Problem
Give the data below again exactly as written, without its pictures.

Given entries
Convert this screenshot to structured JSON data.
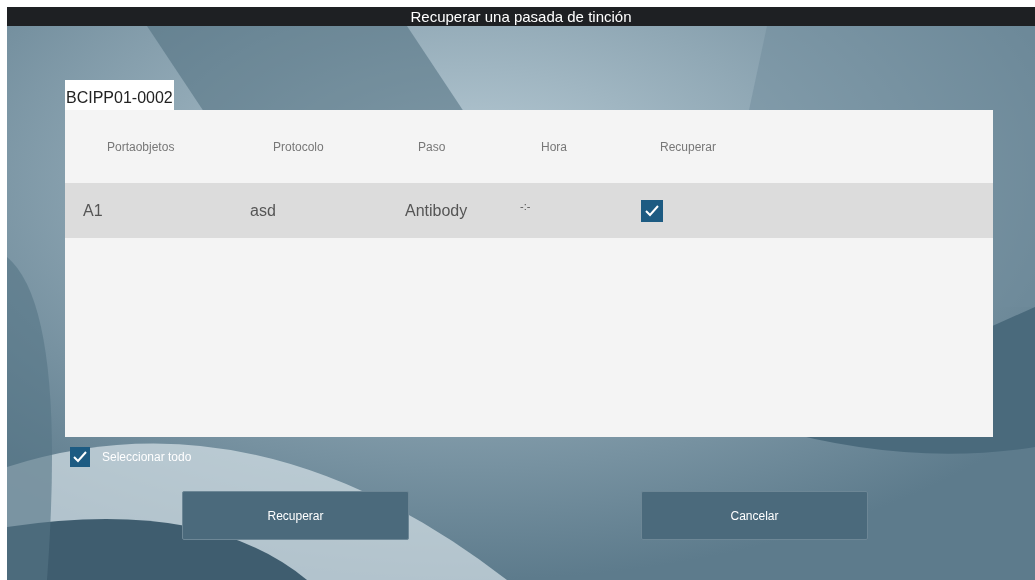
{
  "window": {
    "title": "Recuperar una pasada de tinción"
  },
  "tab": {
    "label": "BCIPP01-0002",
    "selected": true
  },
  "table": {
    "columns": [
      "Portaobjetos",
      "Protocolo",
      "Paso",
      "Hora",
      "Recuperar"
    ],
    "rows": [
      {
        "slide": "A1",
        "protocol": "asd",
        "step": "Antibody",
        "time": "-:-",
        "recover": true,
        "selected": true
      }
    ]
  },
  "select_all": {
    "label": "Seleccionar todo",
    "checked": true
  },
  "buttons": [
    "Recuperar",
    "Cancelar"
  ]
}
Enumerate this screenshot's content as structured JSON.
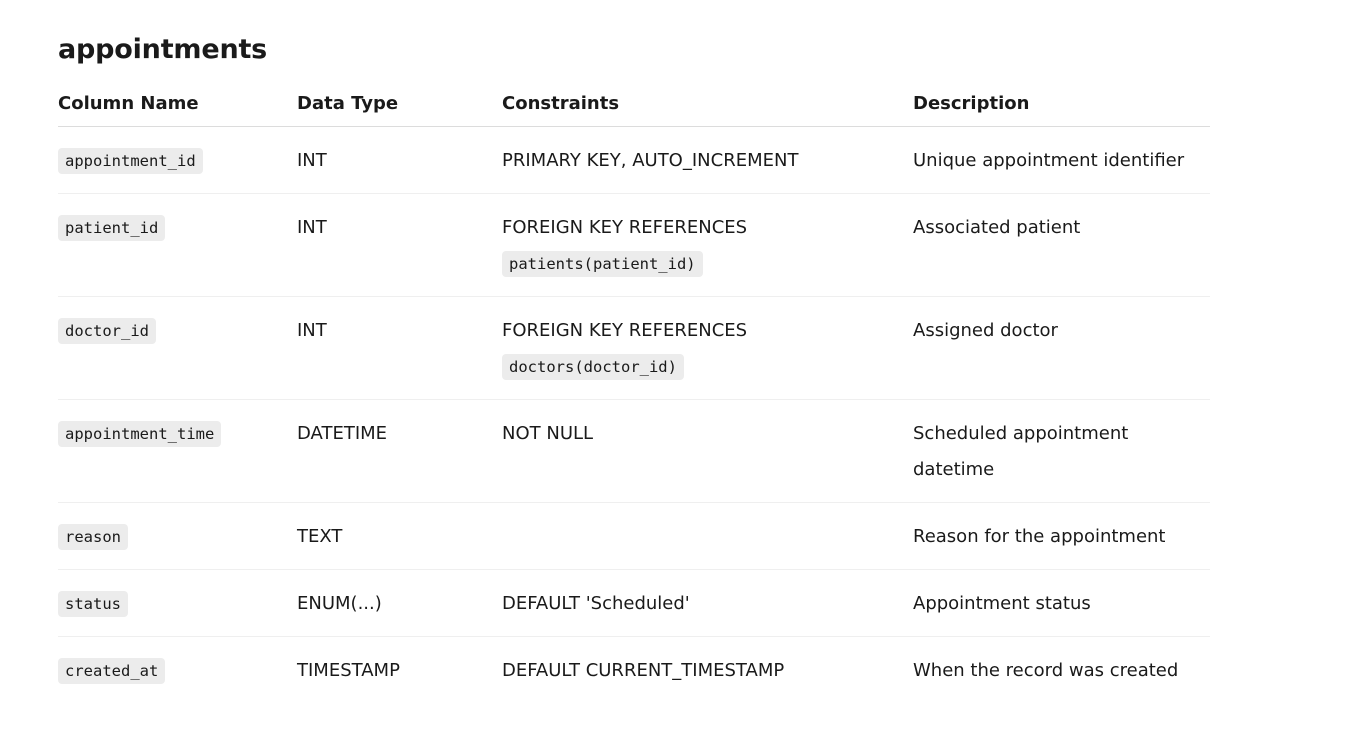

Solution for this task
Convert this screenshot to structured JSON data.
{
  "window": {
    "title": "Recuperar una pasada de tinción"
  },
  "tab": {
    "label": "BCIPP01-0002",
    "selected": true
  },
  "table": {
    "columns": [
      "Portaobjetos",
      "Protocolo",
      "Paso",
      "Hora",
      "Recuperar"
    ],
    "rows": [
      {
        "slide": "A1",
        "protocol": "asd",
        "step": "Antibody",
        "time": "-:-",
        "recover": true,
        "selected": true
      }
    ]
  },
  "select_all": {
    "label": "Seleccionar todo",
    "checked": true
  },
  "buttons": [
    "Recuperar",
    "Cancelar"
  ]
}
Enumerate this screenshot's content as structured JSON.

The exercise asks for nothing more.